Problems to work on:
a) Please say whether each statement agrees with the geometric progression thread, answering yes or no and quoting the deciding words: (i) One reply suggests the a on the right-hand side needs a subscript. (ii) A later reply gives d as 1/5. (iii) The person who posted the problem knows what m represents.
b) Answer these questions from the geometric progression thread:
(i) What name signs the first reply?
(ii) After the correction, what kind of progression is a n said to be?
(iii) Who gave the problem?
c) Reproduce the stretch of the geometric progression thread from "So $a_n$ is" through "what $m$ means.".

2. ## Re: Geometric progression

Originally Posted by parmis

I'm going to take a guess here. Is this your problem?

$a_n = \frac{(m^2 - a)n^2 +m + n}{m^2 + 2m + 1}$

But that can't be right...the a on the RHS needs a subscript, doesn't it?

-Dan

3. ## Re: Geometric progression

Oh... sorry i made a mistake. a n is Arithmetic progression! d=1/5

4. ## Re: Geometric progression

So $a_n$ is an arithmetic progression of the form $a_n= a+ nr$ but what does "m" represent in your formula?

5. ## Re: Geometric progression

I dont know. My teacher gave me this, but i cant answer it!

6. ## Re: Geometric progression

Then you should probably ask your teacher what $m$ means.

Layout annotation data
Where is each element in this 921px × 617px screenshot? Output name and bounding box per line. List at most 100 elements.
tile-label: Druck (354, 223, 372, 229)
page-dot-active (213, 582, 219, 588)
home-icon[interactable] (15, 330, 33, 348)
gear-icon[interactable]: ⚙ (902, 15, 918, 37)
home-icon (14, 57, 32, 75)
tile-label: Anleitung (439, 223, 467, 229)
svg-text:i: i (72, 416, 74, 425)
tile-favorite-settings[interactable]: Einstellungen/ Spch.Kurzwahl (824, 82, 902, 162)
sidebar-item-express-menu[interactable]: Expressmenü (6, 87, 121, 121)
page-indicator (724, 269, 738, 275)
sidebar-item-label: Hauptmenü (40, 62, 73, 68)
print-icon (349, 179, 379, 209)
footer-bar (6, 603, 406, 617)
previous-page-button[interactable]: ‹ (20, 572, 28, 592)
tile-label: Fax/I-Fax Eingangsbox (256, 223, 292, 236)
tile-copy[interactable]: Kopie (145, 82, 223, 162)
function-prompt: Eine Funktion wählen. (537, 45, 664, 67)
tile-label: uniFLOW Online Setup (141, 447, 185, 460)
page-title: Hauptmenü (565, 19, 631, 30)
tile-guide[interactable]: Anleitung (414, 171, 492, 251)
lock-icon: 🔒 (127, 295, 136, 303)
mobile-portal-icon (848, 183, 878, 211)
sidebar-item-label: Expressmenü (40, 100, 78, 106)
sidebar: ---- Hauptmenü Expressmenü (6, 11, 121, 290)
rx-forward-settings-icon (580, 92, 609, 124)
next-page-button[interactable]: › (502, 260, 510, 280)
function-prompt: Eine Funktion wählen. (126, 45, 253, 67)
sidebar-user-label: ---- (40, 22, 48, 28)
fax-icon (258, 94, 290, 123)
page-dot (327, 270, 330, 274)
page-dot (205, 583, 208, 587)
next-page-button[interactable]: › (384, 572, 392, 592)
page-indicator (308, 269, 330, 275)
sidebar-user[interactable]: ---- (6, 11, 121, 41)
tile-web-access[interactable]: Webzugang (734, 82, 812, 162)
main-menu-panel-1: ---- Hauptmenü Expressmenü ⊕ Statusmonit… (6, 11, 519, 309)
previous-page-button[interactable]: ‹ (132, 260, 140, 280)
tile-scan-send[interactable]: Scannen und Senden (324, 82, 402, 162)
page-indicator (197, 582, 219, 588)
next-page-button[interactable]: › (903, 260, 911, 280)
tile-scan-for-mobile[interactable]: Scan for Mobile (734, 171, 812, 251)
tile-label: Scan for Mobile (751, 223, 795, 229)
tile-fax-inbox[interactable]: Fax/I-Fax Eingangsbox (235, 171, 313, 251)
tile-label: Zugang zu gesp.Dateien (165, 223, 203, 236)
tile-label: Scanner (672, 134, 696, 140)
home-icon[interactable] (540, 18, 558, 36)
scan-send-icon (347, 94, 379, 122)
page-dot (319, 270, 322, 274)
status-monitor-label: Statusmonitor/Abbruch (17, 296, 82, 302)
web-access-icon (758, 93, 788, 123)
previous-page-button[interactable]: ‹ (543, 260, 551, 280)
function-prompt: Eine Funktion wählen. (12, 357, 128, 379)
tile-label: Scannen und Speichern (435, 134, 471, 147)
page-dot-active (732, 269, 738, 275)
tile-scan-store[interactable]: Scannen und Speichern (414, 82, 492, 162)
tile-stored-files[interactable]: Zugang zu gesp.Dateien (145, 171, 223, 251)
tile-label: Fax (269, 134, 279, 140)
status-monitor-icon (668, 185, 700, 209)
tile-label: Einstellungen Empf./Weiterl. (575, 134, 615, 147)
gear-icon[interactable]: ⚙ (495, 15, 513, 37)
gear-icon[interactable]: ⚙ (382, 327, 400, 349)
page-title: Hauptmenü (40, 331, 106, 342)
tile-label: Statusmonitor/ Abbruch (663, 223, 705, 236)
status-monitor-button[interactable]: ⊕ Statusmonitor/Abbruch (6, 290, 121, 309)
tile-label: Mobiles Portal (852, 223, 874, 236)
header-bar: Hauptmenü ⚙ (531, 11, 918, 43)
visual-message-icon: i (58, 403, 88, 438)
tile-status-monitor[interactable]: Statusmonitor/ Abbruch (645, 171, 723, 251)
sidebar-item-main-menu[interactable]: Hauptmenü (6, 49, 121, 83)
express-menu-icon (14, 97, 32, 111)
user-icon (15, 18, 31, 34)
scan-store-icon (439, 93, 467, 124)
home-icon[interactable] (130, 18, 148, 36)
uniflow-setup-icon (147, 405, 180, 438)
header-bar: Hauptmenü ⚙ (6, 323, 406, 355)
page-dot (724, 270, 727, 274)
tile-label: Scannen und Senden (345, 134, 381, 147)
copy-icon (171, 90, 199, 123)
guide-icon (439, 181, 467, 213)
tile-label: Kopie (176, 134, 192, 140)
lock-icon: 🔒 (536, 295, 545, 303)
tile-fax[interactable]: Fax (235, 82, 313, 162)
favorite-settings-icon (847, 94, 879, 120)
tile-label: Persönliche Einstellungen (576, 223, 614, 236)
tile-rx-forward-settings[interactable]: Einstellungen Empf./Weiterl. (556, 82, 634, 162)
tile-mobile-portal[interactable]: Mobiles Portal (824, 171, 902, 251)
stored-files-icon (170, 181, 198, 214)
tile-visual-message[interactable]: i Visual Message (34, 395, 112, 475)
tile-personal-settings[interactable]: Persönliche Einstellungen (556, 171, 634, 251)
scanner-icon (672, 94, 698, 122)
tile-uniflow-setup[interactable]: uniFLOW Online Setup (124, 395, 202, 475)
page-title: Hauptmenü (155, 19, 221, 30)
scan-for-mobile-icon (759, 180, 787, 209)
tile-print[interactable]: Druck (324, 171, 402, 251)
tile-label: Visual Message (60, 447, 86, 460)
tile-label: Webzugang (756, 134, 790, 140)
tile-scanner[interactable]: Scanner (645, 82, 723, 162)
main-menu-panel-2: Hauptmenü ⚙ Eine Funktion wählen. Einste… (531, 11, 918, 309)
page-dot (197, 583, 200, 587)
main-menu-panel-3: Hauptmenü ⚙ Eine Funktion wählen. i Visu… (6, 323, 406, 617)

Completed exercise:
a)
(i) Yes: "the a on the RHS needs a subscript, doesn't it?"
(ii) Yes: "d=1/5"
(iii) No: "I dont know. My teacher gave me this, but i cant answer it!"

b)
(i) Dan
(ii) An arithmetic progression
(iii) The teacher

c)
So $a_n$ is an arithmetic progression of the form $a_n= a+ nr$ but what does "m" represent in your formula?

5. ## Re: Geometric progression

I dont know. My teacher gave me this, but i cant answer it!

6. ## Re: Geometric progression

Then you should probably ask your teacher what $m$ means.